Records about charts and figures:
+-------+
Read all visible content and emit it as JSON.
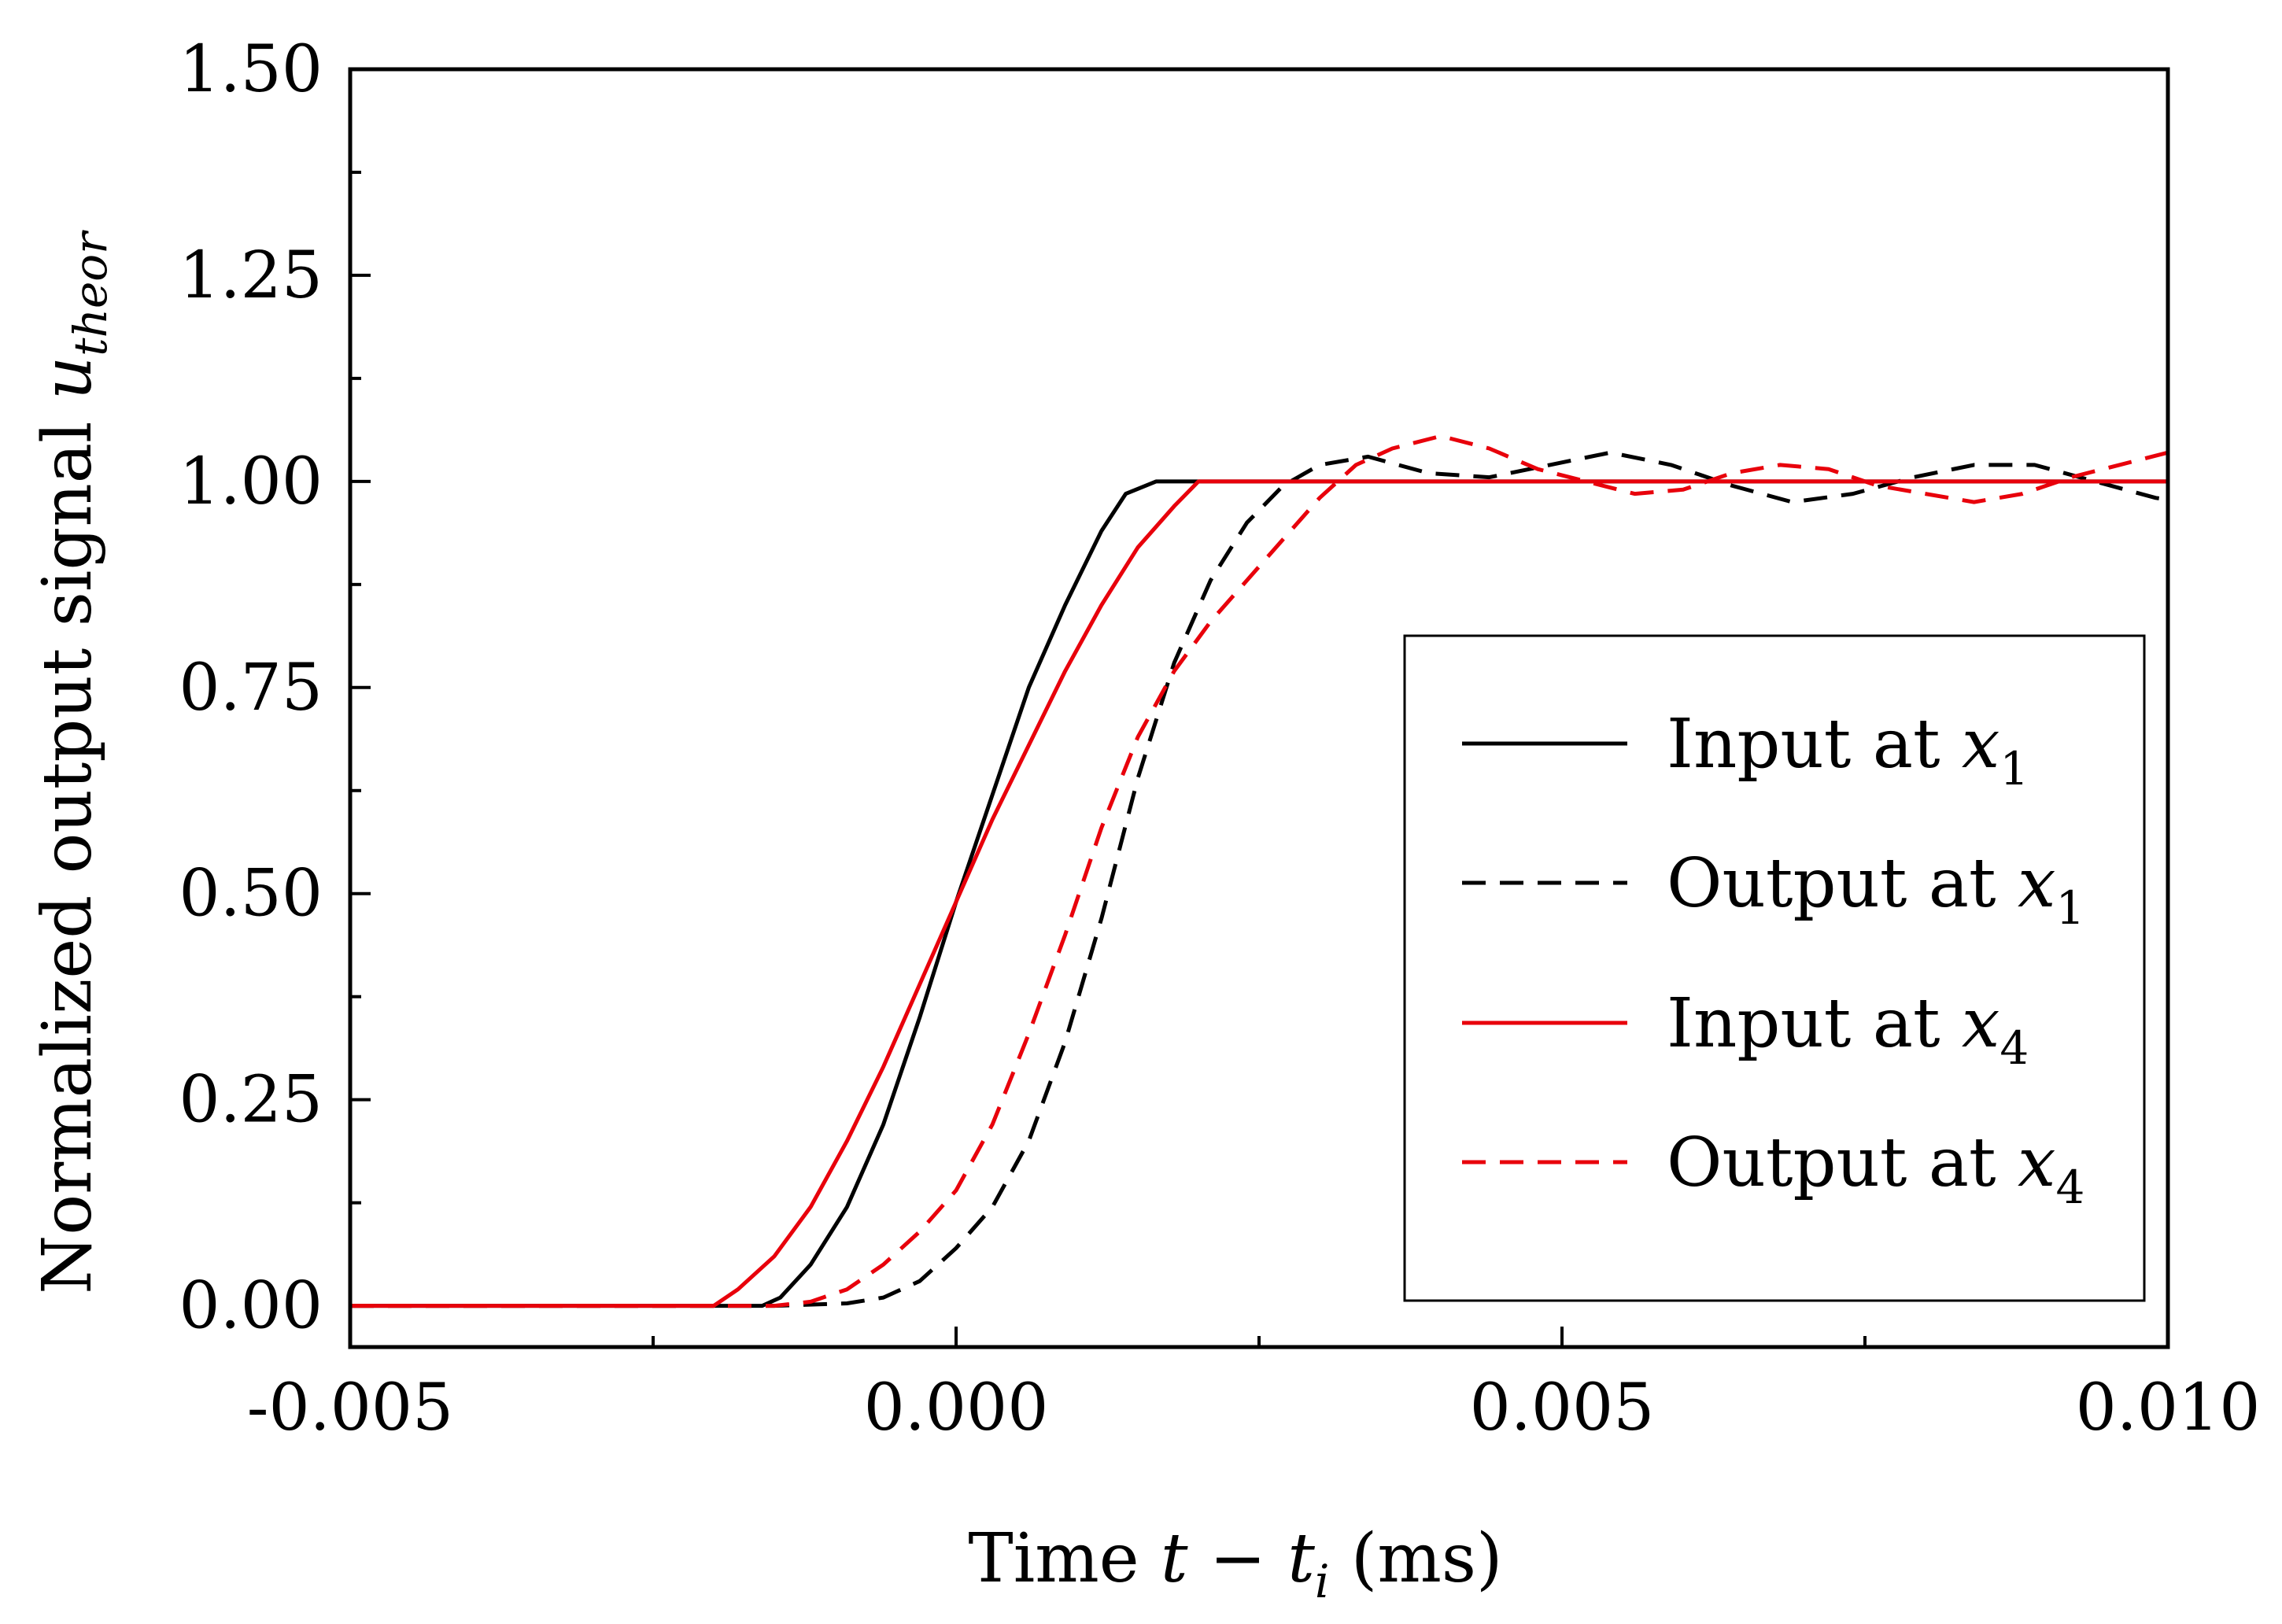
{
  "chart_data": {
    "type": "line",
    "title": "",
    "xlabel": {
      "prefix": "Time ",
      "var": "t",
      "minus": " − ",
      "var2": "t",
      "sub": "i",
      "suffix": " (ms)"
    },
    "ylabel": {
      "prefix": "Normalized output signal ",
      "var": "u",
      "sub": "theor"
    },
    "xlim": [
      -0.005,
      0.01
    ],
    "ylim": [
      -0.05,
      1.5
    ],
    "x_ticks": [
      -0.005,
      0.0,
      0.005,
      0.01
    ],
    "x_tick_labels": [
      "-0.005",
      "0.000",
      "0.005",
      "0.010"
    ],
    "y_ticks": [
      0.0,
      0.25,
      0.5,
      0.75,
      1.0,
      1.25,
      1.5
    ],
    "y_tick_labels": [
      "0.00",
      "0.25",
      "0.50",
      "0.75",
      "1.00",
      "1.25",
      "1.50"
    ],
    "legend_position": "lower-right",
    "series": [
      {
        "name": "Input at x1",
        "legend": {
          "text": "Input at ",
          "var": "x",
          "sub": "1"
        },
        "color": "#000000",
        "dash": "solid",
        "points": [
          [
            -0.005,
            0
          ],
          [
            -0.0016,
            0
          ],
          [
            -0.00145,
            0.01
          ],
          [
            -0.0012,
            0.05
          ],
          [
            -0.0009,
            0.12
          ],
          [
            -0.0006,
            0.22
          ],
          [
            -0.0003,
            0.35
          ],
          [
            0.0,
            0.49
          ],
          [
            0.0003,
            0.62
          ],
          [
            0.0006,
            0.75
          ],
          [
            0.0009,
            0.85
          ],
          [
            0.0012,
            0.94
          ],
          [
            0.0014,
            0.985
          ],
          [
            0.00165,
            1.0
          ],
          [
            0.01,
            1.0
          ]
        ]
      },
      {
        "name": "Output at x1",
        "legend": {
          "text": "Output at ",
          "var": "x",
          "sub": "1"
        },
        "color": "#000000",
        "dash": "dashed",
        "points": [
          [
            -0.005,
            0
          ],
          [
            -0.0015,
            0
          ],
          [
            -0.0009,
            0.003
          ],
          [
            -0.0006,
            0.01
          ],
          [
            -0.0003,
            0.03
          ],
          [
            0.0,
            0.07
          ],
          [
            0.0003,
            0.12
          ],
          [
            0.0006,
            0.2
          ],
          [
            0.0009,
            0.32
          ],
          [
            0.0012,
            0.47
          ],
          [
            0.0015,
            0.64
          ],
          [
            0.0018,
            0.78
          ],
          [
            0.0021,
            0.88
          ],
          [
            0.0024,
            0.95
          ],
          [
            0.0027,
            0.995
          ],
          [
            0.003,
            1.02
          ],
          [
            0.0034,
            1.03
          ],
          [
            0.0039,
            1.01
          ],
          [
            0.0044,
            1.005
          ],
          [
            0.0049,
            1.02
          ],
          [
            0.0054,
            1.035
          ],
          [
            0.0059,
            1.02
          ],
          [
            0.0064,
            0.995
          ],
          [
            0.0069,
            0.975
          ],
          [
            0.0074,
            0.985
          ],
          [
            0.0079,
            1.005
          ],
          [
            0.0084,
            1.02
          ],
          [
            0.0089,
            1.02
          ],
          [
            0.0094,
            1.0
          ],
          [
            0.0099,
            0.98
          ],
          [
            0.01,
            0.978
          ]
        ]
      },
      {
        "name": "Input at x4",
        "legend": {
          "text": "Input at ",
          "var": "x",
          "sub": "4"
        },
        "color": "#e8000b",
        "dash": "solid",
        "points": [
          [
            -0.005,
            0
          ],
          [
            -0.002,
            0
          ],
          [
            -0.0018,
            0.02
          ],
          [
            -0.0015,
            0.06
          ],
          [
            -0.0012,
            0.12
          ],
          [
            -0.0009,
            0.2
          ],
          [
            -0.0006,
            0.29
          ],
          [
            -0.0003,
            0.39
          ],
          [
            0.0,
            0.49
          ],
          [
            0.0003,
            0.59
          ],
          [
            0.0006,
            0.68
          ],
          [
            0.0009,
            0.77
          ],
          [
            0.0012,
            0.85
          ],
          [
            0.0015,
            0.92
          ],
          [
            0.0018,
            0.97
          ],
          [
            0.002,
            1.0
          ],
          [
            0.01,
            1.0
          ]
        ]
      },
      {
        "name": "Output at x4",
        "legend": {
          "text": "Output at ",
          "var": "x",
          "sub": "4"
        },
        "color": "#e8000b",
        "dash": "dashed",
        "points": [
          [
            -0.005,
            0
          ],
          [
            -0.0015,
            0
          ],
          [
            -0.0012,
            0.005
          ],
          [
            -0.0009,
            0.02
          ],
          [
            -0.0006,
            0.05
          ],
          [
            -0.0003,
            0.09
          ],
          [
            0.0,
            0.14
          ],
          [
            0.0003,
            0.22
          ],
          [
            0.0006,
            0.33
          ],
          [
            0.0009,
            0.45
          ],
          [
            0.0012,
            0.58
          ],
          [
            0.0015,
            0.69
          ],
          [
            0.0018,
            0.77
          ],
          [
            0.0021,
            0.83
          ],
          [
            0.0024,
            0.88
          ],
          [
            0.0027,
            0.93
          ],
          [
            0.003,
            0.98
          ],
          [
            0.0033,
            1.02
          ],
          [
            0.0036,
            1.04
          ],
          [
            0.004,
            1.055
          ],
          [
            0.0044,
            1.04
          ],
          [
            0.0048,
            1.015
          ],
          [
            0.0052,
            1.0
          ],
          [
            0.0056,
            0.985
          ],
          [
            0.006,
            0.99
          ],
          [
            0.0064,
            1.01
          ],
          [
            0.0068,
            1.02
          ],
          [
            0.0072,
            1.015
          ],
          [
            0.0076,
            0.995
          ],
          [
            0.008,
            0.985
          ],
          [
            0.0084,
            0.975
          ],
          [
            0.0088,
            0.985
          ],
          [
            0.0092,
            1.005
          ],
          [
            0.0096,
            1.02
          ],
          [
            0.01,
            1.035
          ]
        ]
      }
    ]
  }
}
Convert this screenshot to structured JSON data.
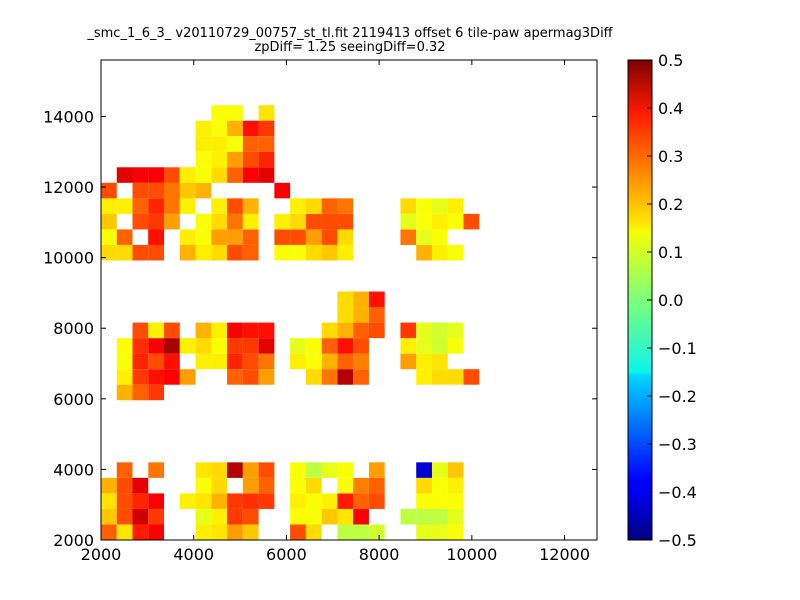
+-------+
**WHAT YOU SHOULD DO:** Search the data for "name" and list every line in which it occurs.

**IN RESPONSE:**
        "name": "Input at x1",
        "name": "Output at x1",
        "name": "Input at x4",
        "name": "Output at x4",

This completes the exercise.